> **Problem statement**
Find the string "annotation" in the entries and copy each line that has it.

___

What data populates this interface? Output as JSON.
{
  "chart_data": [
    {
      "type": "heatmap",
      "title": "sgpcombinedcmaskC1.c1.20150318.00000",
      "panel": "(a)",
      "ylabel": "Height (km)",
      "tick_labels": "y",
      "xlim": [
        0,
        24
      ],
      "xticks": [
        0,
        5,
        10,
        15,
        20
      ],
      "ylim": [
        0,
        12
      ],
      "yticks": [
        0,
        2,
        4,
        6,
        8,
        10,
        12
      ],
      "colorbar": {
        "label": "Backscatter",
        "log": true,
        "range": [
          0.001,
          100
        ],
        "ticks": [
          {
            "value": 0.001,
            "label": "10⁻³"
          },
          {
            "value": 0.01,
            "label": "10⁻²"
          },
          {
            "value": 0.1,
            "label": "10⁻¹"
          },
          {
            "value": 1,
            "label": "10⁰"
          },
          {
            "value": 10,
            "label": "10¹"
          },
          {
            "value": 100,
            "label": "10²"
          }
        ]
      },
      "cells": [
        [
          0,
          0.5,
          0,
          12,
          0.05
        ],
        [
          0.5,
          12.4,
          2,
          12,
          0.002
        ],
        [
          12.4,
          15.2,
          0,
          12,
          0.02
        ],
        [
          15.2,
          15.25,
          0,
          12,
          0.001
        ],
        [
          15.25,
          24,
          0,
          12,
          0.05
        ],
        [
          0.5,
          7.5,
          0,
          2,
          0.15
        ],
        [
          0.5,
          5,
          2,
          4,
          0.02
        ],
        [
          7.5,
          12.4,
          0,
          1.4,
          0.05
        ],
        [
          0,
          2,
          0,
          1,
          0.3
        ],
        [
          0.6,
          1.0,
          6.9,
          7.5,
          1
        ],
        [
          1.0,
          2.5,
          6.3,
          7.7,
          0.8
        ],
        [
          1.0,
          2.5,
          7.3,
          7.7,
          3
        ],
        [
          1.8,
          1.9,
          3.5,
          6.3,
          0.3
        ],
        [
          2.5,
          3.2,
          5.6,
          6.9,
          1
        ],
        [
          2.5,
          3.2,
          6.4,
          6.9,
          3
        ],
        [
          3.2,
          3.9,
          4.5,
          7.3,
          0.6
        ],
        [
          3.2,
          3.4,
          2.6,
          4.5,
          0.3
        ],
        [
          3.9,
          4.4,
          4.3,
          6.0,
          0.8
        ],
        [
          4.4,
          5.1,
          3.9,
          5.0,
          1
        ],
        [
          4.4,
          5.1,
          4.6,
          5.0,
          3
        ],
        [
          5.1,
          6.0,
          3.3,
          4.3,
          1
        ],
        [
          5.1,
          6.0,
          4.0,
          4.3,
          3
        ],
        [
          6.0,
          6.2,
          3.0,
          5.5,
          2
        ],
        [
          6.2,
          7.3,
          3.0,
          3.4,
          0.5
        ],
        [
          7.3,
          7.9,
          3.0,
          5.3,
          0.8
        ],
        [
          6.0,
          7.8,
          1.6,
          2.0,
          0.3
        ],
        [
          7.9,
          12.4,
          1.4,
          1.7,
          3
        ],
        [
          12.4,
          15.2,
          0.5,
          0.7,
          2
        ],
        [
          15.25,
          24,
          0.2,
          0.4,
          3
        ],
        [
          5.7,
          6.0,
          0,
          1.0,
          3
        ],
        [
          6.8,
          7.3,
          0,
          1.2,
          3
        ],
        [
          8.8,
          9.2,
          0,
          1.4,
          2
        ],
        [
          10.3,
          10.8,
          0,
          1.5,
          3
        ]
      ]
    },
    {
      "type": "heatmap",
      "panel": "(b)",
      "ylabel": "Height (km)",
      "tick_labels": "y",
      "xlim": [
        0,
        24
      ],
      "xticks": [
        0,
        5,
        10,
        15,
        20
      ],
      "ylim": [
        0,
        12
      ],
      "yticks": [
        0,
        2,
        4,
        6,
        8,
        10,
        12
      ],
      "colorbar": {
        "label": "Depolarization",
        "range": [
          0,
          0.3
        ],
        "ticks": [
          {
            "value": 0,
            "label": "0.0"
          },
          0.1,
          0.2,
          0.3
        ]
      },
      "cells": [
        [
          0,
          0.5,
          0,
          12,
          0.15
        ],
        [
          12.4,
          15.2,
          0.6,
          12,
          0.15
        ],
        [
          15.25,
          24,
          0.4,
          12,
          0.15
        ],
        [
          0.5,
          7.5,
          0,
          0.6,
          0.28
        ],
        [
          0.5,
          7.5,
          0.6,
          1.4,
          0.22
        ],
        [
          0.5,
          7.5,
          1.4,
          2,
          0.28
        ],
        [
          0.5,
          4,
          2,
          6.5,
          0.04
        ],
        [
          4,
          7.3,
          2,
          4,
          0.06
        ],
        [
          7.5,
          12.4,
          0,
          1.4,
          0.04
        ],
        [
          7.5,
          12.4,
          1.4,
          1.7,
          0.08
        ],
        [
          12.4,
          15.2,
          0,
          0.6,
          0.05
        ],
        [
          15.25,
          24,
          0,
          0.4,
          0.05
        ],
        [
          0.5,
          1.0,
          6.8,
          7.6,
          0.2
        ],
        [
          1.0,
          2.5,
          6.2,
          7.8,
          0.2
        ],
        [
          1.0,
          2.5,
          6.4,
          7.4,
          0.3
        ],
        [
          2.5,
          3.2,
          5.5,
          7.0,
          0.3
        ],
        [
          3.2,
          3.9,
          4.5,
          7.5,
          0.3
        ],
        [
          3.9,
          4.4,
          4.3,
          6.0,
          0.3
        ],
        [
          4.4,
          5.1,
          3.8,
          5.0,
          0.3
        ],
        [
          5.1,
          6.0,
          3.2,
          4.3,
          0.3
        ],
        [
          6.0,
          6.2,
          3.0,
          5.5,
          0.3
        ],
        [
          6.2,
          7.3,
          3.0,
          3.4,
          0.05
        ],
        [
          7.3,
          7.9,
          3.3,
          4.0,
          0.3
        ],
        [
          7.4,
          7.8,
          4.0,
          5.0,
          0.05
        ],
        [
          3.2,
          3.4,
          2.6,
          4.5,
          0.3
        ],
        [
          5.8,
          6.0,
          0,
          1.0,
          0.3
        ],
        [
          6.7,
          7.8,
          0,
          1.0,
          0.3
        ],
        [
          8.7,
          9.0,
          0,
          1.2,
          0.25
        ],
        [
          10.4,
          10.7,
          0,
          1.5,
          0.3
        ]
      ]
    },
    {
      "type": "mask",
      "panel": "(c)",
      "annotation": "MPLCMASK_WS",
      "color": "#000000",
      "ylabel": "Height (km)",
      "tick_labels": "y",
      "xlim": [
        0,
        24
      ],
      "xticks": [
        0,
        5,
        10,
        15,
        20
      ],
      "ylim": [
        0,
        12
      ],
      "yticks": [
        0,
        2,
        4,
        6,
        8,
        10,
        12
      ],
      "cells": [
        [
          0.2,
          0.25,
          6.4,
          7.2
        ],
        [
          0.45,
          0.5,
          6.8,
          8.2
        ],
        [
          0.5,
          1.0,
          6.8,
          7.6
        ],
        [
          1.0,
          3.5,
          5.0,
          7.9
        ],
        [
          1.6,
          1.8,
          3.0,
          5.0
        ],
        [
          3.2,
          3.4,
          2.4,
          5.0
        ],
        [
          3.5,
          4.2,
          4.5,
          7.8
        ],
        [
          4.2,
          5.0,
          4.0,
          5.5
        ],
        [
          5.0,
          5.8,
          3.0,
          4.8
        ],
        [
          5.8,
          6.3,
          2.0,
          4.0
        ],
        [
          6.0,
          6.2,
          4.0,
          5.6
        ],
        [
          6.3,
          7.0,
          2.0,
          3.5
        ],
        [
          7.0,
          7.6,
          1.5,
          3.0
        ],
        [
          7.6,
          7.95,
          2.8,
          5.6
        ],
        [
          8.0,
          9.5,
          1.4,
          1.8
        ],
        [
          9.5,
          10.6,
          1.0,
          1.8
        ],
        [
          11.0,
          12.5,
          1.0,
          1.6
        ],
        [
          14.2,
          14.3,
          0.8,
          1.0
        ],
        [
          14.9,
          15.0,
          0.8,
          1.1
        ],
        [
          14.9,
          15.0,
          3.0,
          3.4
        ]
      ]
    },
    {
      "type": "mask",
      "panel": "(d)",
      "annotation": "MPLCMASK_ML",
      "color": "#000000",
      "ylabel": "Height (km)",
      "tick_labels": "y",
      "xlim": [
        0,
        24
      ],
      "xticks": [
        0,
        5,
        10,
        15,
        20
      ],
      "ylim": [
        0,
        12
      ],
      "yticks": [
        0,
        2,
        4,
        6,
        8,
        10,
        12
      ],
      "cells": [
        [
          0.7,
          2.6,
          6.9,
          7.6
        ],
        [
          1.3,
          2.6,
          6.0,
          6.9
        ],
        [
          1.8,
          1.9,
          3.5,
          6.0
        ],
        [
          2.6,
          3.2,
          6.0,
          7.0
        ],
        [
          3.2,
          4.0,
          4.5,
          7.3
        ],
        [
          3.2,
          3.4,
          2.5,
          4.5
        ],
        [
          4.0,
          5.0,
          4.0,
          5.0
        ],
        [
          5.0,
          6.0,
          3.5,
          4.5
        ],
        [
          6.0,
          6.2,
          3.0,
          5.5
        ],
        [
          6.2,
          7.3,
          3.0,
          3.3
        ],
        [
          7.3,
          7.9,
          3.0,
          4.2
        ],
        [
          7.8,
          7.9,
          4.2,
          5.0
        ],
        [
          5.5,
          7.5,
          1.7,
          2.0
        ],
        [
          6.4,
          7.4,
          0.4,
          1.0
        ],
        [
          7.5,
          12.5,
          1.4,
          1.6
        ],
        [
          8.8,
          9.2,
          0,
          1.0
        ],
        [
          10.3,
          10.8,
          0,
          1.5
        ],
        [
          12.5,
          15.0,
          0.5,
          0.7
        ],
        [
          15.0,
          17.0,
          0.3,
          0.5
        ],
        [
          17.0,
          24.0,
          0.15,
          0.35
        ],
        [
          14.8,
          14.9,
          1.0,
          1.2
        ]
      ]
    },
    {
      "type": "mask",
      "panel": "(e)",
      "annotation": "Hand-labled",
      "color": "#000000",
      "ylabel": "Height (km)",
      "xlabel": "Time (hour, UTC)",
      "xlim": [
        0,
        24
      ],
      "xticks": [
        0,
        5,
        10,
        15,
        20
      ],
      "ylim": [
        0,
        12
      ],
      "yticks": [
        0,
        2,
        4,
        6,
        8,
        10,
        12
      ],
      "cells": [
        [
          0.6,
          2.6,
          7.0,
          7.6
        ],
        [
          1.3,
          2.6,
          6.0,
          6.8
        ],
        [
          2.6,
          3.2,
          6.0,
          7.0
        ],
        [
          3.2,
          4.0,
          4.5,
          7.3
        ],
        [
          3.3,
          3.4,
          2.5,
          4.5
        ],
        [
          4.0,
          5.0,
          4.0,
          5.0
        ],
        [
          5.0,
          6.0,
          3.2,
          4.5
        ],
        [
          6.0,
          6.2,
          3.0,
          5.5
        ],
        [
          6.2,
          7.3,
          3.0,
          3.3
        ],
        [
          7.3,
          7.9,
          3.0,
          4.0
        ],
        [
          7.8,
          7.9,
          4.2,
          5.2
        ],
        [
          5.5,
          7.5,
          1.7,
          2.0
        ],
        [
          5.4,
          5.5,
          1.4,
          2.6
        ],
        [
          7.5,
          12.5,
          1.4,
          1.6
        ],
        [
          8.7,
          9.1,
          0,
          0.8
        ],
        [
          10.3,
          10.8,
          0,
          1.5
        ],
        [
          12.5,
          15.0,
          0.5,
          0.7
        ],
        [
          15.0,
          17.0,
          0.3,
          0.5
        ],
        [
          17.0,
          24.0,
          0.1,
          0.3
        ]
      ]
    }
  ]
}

___

> **Reply to the task**
      "annotation": "MPLCMASK_WS",
      "annotation": "MPLCMASK_ML",
      "annotation": "Hand-labled",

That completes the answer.